Exercise instructions: Find the string "Edelstahl" in the records. Copy every line it appears in.

Data to process start

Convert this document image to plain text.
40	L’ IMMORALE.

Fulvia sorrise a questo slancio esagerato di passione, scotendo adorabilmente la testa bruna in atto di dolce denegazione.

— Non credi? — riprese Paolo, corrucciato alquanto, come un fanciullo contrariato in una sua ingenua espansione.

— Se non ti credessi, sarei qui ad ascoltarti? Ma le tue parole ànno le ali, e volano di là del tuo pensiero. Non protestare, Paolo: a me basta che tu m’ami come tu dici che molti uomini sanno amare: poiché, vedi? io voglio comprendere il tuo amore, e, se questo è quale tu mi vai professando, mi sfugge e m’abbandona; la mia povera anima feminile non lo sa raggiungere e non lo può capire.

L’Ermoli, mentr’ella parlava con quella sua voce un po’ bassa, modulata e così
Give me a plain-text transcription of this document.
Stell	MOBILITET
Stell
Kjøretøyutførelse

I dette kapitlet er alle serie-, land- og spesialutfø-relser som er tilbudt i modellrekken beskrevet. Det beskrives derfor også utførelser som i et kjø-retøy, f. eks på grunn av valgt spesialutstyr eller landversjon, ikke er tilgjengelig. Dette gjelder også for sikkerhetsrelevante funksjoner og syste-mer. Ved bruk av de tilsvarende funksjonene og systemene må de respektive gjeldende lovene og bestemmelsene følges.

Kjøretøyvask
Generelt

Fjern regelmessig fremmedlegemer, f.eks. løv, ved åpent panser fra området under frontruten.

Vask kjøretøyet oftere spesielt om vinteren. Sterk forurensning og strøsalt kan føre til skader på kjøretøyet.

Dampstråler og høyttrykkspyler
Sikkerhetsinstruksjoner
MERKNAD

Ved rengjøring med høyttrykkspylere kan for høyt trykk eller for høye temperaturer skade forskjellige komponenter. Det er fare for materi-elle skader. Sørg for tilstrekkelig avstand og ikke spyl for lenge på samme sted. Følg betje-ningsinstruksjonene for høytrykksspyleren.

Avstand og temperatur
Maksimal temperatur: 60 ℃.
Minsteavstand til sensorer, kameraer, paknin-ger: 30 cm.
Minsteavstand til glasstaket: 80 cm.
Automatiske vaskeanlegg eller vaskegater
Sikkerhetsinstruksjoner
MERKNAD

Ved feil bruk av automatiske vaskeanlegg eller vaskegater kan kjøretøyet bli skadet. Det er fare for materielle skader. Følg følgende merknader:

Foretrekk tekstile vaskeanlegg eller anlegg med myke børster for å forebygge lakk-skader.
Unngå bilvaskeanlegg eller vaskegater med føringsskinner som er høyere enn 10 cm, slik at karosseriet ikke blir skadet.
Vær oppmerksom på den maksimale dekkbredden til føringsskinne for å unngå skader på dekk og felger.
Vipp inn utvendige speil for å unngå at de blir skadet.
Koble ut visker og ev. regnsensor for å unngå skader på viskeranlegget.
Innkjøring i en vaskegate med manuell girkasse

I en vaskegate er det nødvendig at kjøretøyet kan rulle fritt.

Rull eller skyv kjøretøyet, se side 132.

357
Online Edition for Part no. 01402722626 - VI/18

Data to process end
Data to process start

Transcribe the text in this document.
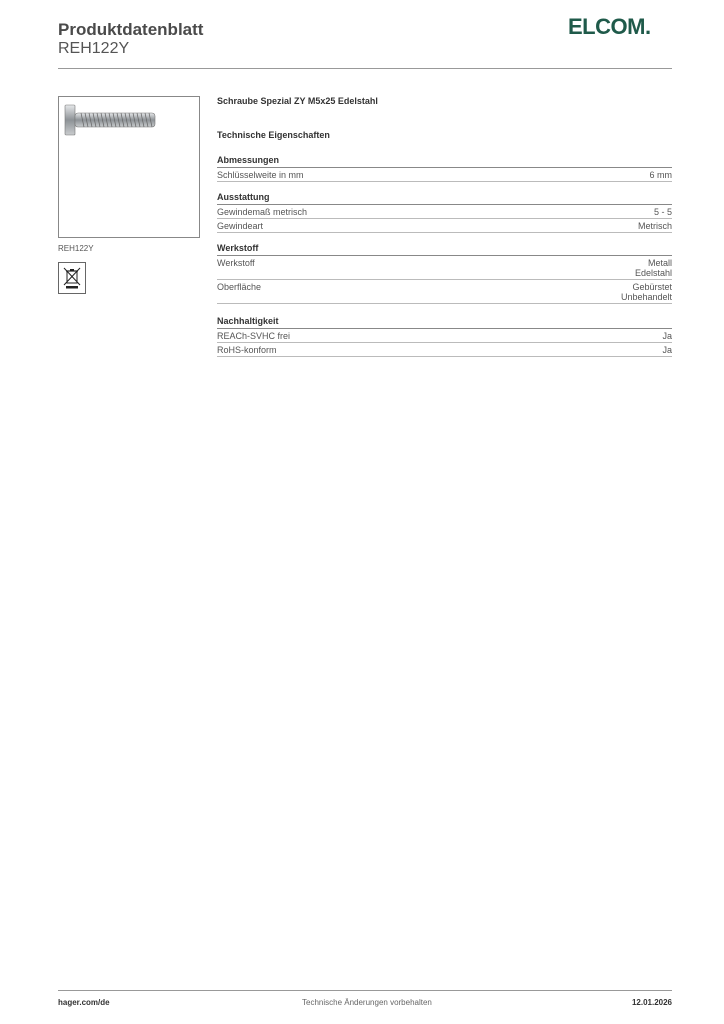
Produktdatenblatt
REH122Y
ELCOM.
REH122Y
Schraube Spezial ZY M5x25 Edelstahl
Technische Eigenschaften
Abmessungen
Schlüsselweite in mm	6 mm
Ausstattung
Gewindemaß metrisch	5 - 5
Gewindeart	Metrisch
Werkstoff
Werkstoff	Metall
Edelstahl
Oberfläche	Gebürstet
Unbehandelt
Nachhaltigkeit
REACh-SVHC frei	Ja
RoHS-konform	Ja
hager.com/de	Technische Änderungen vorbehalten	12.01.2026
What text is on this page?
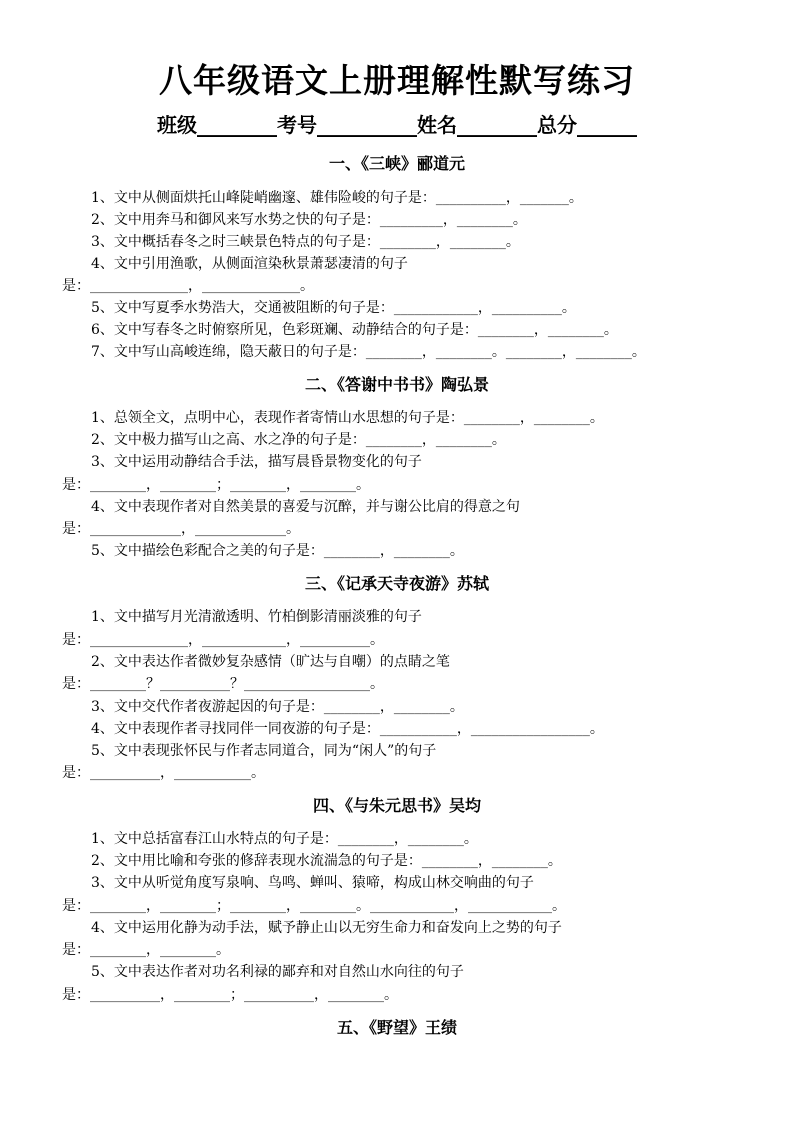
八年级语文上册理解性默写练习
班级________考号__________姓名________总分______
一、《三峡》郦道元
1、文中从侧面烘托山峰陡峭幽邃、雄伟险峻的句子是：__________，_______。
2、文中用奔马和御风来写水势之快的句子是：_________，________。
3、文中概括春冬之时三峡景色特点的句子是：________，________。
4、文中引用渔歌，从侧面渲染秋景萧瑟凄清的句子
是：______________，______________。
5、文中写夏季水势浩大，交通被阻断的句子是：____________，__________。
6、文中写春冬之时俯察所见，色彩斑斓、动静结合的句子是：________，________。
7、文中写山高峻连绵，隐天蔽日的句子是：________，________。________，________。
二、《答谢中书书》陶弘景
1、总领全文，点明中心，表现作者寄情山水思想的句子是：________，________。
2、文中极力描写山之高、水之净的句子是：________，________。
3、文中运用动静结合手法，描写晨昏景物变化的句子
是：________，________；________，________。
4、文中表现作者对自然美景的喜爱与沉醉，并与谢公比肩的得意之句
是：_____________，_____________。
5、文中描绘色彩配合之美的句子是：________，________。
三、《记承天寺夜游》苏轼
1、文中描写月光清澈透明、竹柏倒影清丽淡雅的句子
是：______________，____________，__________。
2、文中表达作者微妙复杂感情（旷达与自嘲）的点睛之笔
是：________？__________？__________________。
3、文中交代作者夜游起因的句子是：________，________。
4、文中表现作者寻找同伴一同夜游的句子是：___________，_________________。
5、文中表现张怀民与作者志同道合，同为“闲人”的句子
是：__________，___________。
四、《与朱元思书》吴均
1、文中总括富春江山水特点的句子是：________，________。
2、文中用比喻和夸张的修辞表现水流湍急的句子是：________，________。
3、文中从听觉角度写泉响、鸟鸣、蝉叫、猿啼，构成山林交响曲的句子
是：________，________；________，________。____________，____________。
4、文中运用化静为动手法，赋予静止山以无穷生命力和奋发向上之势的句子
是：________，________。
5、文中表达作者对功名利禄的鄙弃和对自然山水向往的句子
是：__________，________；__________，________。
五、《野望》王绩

Data to process end
Data to process start

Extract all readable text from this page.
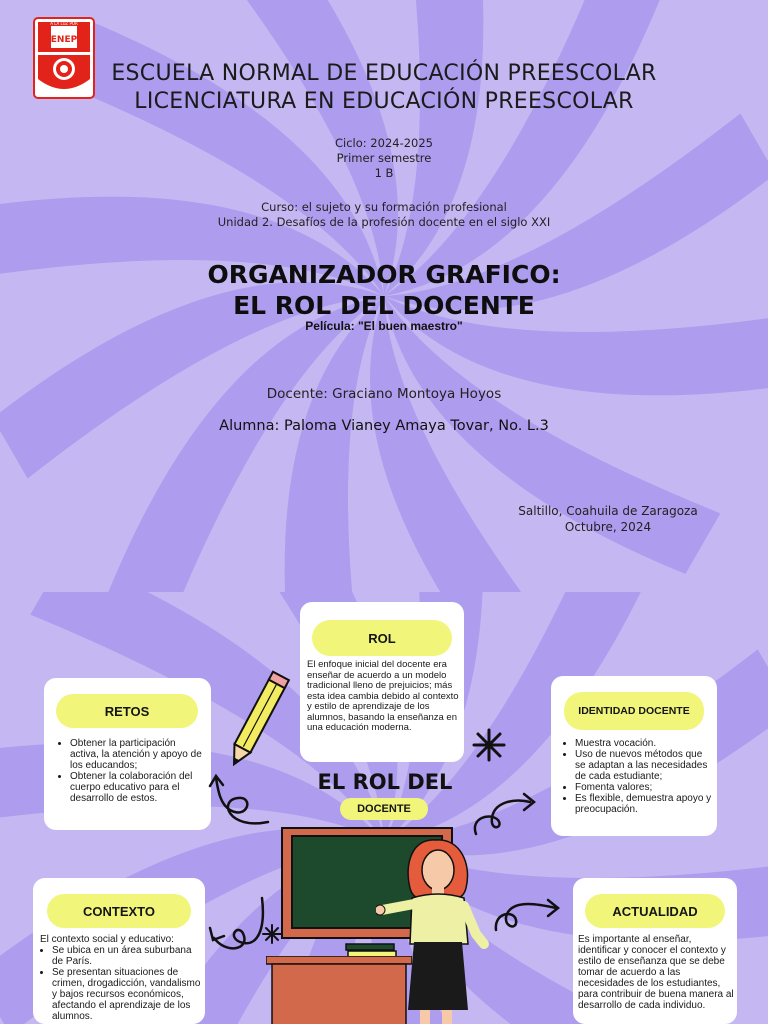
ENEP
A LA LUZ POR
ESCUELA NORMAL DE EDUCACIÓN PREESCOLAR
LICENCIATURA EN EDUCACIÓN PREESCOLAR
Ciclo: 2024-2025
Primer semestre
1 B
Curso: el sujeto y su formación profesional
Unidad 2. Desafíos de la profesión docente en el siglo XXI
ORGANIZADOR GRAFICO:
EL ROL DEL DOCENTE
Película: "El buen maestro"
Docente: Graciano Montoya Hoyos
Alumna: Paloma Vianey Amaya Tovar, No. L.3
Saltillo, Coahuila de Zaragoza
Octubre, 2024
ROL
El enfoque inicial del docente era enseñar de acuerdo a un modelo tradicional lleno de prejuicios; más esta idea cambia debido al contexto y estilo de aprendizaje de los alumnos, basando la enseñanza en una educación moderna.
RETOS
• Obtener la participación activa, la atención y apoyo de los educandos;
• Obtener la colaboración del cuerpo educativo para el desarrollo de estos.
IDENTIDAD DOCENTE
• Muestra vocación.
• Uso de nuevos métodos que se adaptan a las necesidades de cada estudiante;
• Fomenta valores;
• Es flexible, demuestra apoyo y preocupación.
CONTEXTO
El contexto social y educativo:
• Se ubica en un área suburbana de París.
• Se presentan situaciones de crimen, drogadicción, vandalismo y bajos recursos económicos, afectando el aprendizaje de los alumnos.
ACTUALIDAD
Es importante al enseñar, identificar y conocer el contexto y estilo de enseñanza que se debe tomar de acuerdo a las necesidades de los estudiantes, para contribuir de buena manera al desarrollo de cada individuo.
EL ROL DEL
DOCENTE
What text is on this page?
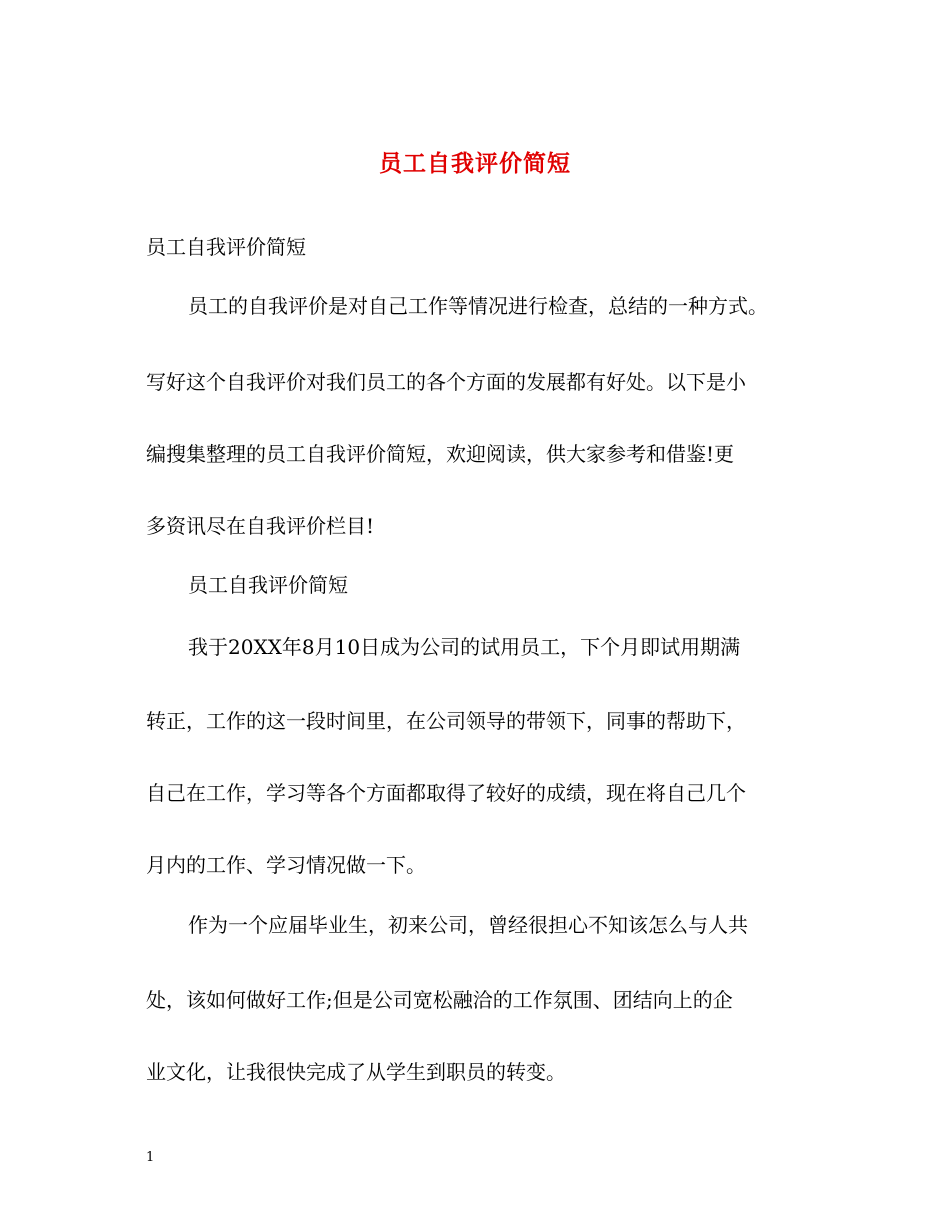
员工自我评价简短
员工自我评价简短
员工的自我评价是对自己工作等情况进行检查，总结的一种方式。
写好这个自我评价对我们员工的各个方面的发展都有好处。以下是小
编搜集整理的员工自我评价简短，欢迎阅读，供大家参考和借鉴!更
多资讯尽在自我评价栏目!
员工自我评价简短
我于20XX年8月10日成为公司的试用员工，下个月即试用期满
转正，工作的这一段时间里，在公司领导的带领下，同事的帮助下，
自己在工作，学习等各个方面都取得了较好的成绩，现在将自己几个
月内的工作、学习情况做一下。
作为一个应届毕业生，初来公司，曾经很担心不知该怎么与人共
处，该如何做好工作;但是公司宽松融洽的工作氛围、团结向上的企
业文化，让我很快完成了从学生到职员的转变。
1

Data to process end

Exercise result:
Schraube Spezial ZY M5x25 Edelstahl
Edelstahl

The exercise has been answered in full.